Filter the entries below, keeping only lines with the word "name".
+-------+
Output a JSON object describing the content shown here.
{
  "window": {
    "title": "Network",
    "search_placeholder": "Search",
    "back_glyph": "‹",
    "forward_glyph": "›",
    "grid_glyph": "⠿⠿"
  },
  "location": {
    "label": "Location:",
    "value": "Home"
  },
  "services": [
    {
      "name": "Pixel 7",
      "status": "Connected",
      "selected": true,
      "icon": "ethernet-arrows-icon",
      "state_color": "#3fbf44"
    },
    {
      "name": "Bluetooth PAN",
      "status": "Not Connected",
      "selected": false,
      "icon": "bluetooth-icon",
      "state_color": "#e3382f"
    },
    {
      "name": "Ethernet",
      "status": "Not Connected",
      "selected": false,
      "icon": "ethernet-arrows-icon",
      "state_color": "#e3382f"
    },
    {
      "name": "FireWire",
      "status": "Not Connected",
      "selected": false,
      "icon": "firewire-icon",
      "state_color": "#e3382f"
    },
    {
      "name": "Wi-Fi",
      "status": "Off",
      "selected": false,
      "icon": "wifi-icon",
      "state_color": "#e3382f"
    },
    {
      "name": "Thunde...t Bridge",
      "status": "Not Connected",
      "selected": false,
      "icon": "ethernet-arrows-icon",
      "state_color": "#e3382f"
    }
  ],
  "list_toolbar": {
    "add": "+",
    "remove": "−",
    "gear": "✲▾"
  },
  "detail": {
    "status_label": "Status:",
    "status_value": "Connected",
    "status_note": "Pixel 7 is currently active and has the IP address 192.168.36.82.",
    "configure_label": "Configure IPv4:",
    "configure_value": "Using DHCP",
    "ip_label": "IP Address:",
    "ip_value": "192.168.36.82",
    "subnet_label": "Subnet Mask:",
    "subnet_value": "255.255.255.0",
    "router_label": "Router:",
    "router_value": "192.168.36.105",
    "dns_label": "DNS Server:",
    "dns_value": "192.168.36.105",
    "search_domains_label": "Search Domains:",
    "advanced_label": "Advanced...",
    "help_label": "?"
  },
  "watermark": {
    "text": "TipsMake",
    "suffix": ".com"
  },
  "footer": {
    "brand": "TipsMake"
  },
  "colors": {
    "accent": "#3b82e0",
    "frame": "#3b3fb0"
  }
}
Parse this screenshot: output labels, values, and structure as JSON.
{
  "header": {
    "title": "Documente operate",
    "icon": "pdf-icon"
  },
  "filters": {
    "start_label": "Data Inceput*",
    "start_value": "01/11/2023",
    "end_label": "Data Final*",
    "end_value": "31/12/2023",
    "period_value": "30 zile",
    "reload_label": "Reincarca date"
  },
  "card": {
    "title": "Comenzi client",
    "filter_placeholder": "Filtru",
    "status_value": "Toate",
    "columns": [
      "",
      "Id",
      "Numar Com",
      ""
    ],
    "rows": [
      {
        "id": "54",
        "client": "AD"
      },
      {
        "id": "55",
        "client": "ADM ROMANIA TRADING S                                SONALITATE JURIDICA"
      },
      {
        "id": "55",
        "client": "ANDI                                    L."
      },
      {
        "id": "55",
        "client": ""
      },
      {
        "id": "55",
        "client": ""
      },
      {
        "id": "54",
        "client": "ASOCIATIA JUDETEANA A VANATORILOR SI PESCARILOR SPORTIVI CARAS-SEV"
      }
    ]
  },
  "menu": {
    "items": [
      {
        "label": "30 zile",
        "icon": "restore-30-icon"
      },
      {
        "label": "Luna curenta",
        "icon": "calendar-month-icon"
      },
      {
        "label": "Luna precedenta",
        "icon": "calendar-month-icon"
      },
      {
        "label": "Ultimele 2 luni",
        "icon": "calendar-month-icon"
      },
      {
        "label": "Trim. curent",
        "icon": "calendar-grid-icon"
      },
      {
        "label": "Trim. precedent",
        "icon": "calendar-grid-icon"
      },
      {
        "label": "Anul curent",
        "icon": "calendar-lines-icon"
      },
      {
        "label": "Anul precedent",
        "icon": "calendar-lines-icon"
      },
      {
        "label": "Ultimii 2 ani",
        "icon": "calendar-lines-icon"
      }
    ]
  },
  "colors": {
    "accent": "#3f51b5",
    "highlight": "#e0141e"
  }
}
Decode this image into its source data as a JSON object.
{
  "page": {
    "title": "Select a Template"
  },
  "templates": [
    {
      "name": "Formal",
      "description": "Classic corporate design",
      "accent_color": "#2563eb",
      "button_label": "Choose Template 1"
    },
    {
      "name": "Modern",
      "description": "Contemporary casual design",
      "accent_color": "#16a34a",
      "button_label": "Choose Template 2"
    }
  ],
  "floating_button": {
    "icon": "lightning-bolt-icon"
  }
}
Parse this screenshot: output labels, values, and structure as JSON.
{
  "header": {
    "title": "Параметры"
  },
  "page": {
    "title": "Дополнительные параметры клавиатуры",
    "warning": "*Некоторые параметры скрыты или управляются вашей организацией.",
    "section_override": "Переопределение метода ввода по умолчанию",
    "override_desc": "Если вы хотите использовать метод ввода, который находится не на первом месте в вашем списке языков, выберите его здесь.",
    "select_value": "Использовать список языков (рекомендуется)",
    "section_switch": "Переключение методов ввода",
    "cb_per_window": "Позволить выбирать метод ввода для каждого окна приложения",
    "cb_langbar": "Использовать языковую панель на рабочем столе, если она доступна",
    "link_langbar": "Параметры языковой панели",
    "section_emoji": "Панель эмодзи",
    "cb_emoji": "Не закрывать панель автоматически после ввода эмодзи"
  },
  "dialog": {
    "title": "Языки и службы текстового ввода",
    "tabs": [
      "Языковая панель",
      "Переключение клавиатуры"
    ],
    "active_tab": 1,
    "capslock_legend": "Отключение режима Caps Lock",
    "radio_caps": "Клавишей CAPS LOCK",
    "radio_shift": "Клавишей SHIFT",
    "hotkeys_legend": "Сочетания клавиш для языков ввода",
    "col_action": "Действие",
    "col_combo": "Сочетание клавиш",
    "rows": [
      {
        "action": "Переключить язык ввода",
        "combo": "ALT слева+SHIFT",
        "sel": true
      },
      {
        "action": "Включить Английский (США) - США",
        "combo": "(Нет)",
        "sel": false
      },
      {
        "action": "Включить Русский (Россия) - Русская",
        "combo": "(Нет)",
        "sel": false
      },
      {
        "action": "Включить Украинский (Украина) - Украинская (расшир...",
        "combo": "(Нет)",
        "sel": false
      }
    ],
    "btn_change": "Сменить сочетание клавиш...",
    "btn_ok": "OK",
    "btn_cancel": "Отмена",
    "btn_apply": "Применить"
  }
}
+-------+
_Worked solution_
      "name": "Pixel 7",
      "name": "Bluetooth PAN",
      "name": "Ethernet",
      "name": "FireWire",
      "name": "Wi-Fi",
      "name": "Thunde...t Bridge",
      "name": "Formal",
      "name": "Modern",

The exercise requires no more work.